LISTA DE TAREFAS:
[1] Segundo o ensaio sobre Alice Munro, o que costuma ser servido no mesmo prato?
[2] Modifique o ensaio sobre Alice Munro, começando em "Por Nadia Villafuerte" e seguindo até "no mesmo prato.", com "perplexidade" substituído por "espanto".
[3] Dê prosseguimento ao ensaio sobre Alice Munro a partir do ponto em que ele termina.

TRECHO DO ENSAIO:
-=-=-=-=-
A espessura da emoção

Por Nadia Villafuerte


Alice Munro. Foto: Chad Hipolito



Na obra de Alice Munro destaca-se a profundidade psicológica, uma abordagem compassiva e implacável da vida aparentemente cotidiana, de personagens que, para além do cenário geográfico ou da época, possuem um mundo emocional contraditório, um mundo interior que adquire espessura e demonstra por que além do tempo, a alma e a psique humanas continuam a ser um território de permanente perplexidade. Não há verdade que viva em extremos, e assim os personagens de Munro tornam-se prismas de emoções conflitantes: o tédio e a ansiedade, o desejo de fugir e o remorso por querer fazê-lo, a resignação e a desobediência às vezes coexistem na mesma mente; Normalidade e atrocidade são frequentemente servidas no mesmo prato.
-=-=-=-=-
MATERIAL:
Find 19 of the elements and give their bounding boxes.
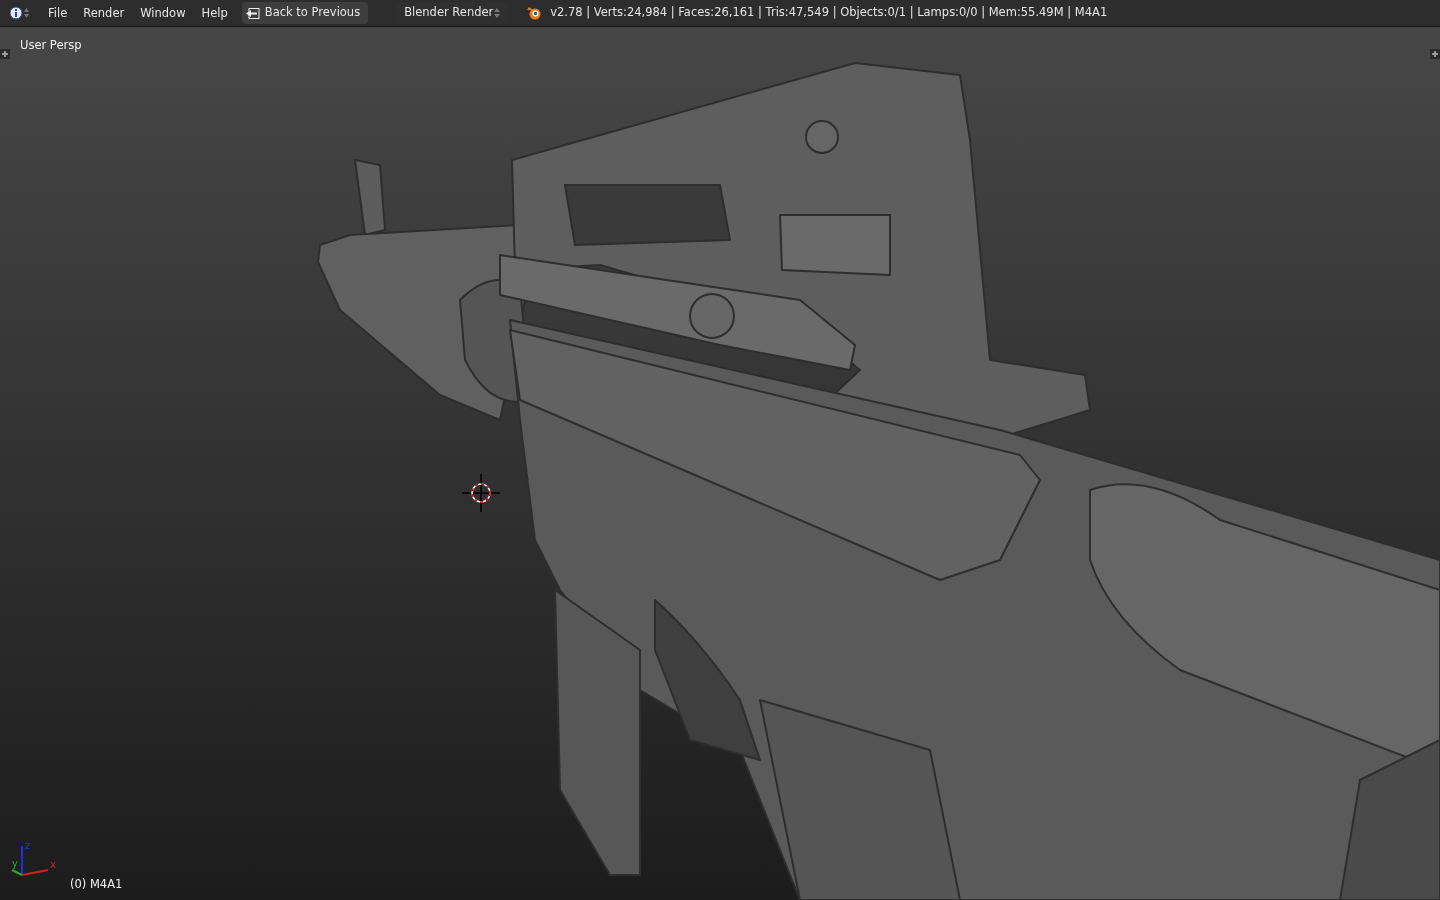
-=-=-=-=-
RESPOSTAS EM ORDEM:
[1] Normalidade e atrocidade.

[2]
Por Nadia Villafuerte


Alice Munro. Foto: Chad Hipolito



Na obra de Alice Munro destaca-se a profundidade psicológica, uma abordagem compassiva e implacável da vida aparentemente cotidiana, de personagens que, para além do cenário geográfico ou da época, possuem um mundo emocional contraditório, um mundo interior que adquire espessura e demonstra por que além do tempo, a alma e a psique humanas continuam a ser um território de permanente espanto. Não há verdade que viva em extremos, e assim os personagens de Munro tornam-se prismas de emoções conflitantes: o tédio e a ansiedade, o desejo de fugir e o remorso por querer fazê-lo, a resignação e a desobediência às vezes coexistem na mesma mente; Normalidade e atrocidade são frequentemente servidas no mesmo prato.

[3]
A escrita de Munro não se constitui de grandes rupturas formais, embora escolher o conto como gênero literário já signifique em si um ato de subversão. Mas Munro é uma autora que, com sobriedade na utilização dos seus recursos, consegue recombinar elementos díspares que, por um lado, preservam a tradição e, por outro, conseguem aprofundar os mecanismos da exploração psicológica moderna (de que outra forma dizer o que continua nos fazendo seres humanos obstinadamente insatisfeitos), ou ampliar o alcance do gênero, para dar dois exemplos. Porque nos contos de Alice Munro o tempo é uma matéria importante, e as suas histórias podem ser vislumbres de romances: condensam uma semana, um mês ou uma década num breve espaço (ela desacelera e de repente recomeça a correr), mas em conjunto funcionam como um universo orgânico, sutil mas orgânico, ao mesmo tempo que parecem retratar a natureza fragmentária da vida. “Vejo a vida como peças separadas que não se encaixam”, nos diz Munro.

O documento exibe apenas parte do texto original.